> **Aim**:
Take the material below and write it all out again exactly.

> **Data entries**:

%%

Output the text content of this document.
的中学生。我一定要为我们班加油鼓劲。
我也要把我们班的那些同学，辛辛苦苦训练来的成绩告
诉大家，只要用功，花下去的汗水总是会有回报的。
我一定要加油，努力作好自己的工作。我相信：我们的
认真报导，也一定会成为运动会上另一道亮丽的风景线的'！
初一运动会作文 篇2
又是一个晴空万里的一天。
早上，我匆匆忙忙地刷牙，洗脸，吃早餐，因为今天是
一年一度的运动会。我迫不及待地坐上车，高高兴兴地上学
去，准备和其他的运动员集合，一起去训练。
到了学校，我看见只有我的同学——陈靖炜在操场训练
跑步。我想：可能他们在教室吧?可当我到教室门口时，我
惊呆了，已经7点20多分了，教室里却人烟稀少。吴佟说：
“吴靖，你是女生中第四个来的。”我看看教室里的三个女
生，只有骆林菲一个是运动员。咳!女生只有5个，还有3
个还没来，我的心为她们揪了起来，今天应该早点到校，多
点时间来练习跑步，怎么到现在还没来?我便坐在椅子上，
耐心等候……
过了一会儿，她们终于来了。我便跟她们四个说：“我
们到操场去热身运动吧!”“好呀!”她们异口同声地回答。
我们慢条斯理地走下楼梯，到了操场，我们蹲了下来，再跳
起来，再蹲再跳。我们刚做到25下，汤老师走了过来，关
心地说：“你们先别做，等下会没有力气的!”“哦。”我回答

%%

> **Output below**:
Output the text content of this document.
的中学生。我一定要为我们班加油鼓劲。
我也要把我们班的那些同学，辛辛苦苦训练来的成绩告
诉大家，只要用功，花下去的汗水总是会有回报的。
我一定要加油，努力作好自己的工作。我相信：我们的
认真报导，也一定会成为运动会上另一道亮丽的风景线的'！
初一运动会作文 篇2
又是一个晴空万里的一天。
早上，我匆匆忙忙地刷牙，洗脸，吃早餐，因为今天是
一年一度的运动会。我迫不及待地坐上车，高高兴兴地上学
去，准备和其他的运动员集合，一起去训练。
到了学校，我看见只有我的同学——陈靖炜在操场训练
跑步。我想：可能他们在教室吧?可当我到教室门口时，我
惊呆了，已经7点20多分了，教室里却人烟稀少。吴佟说：
“吴靖，你是女生中第四个来的。”我看看教室里的三个女
生，只有骆林菲一个是运动员。咳!女生只有5个，还有3
个还没来，我的心为她们揪了起来，今天应该早点到校，多
点时间来练习跑步，怎么到现在还没来?我便坐在椅子上，
耐心等候……
过了一会儿，她们终于来了。我便跟她们四个说：“我
们到操场去热身运动吧!”“好呀!”她们异口同声地回答。
我们慢条斯理地走下楼梯，到了操场，我们蹲了下来，再跳
起来，再蹲再跳。我们刚做到25下，汤老师走了过来，关
心地说：“你们先别做，等下会没有力气的!”“哦。”我回答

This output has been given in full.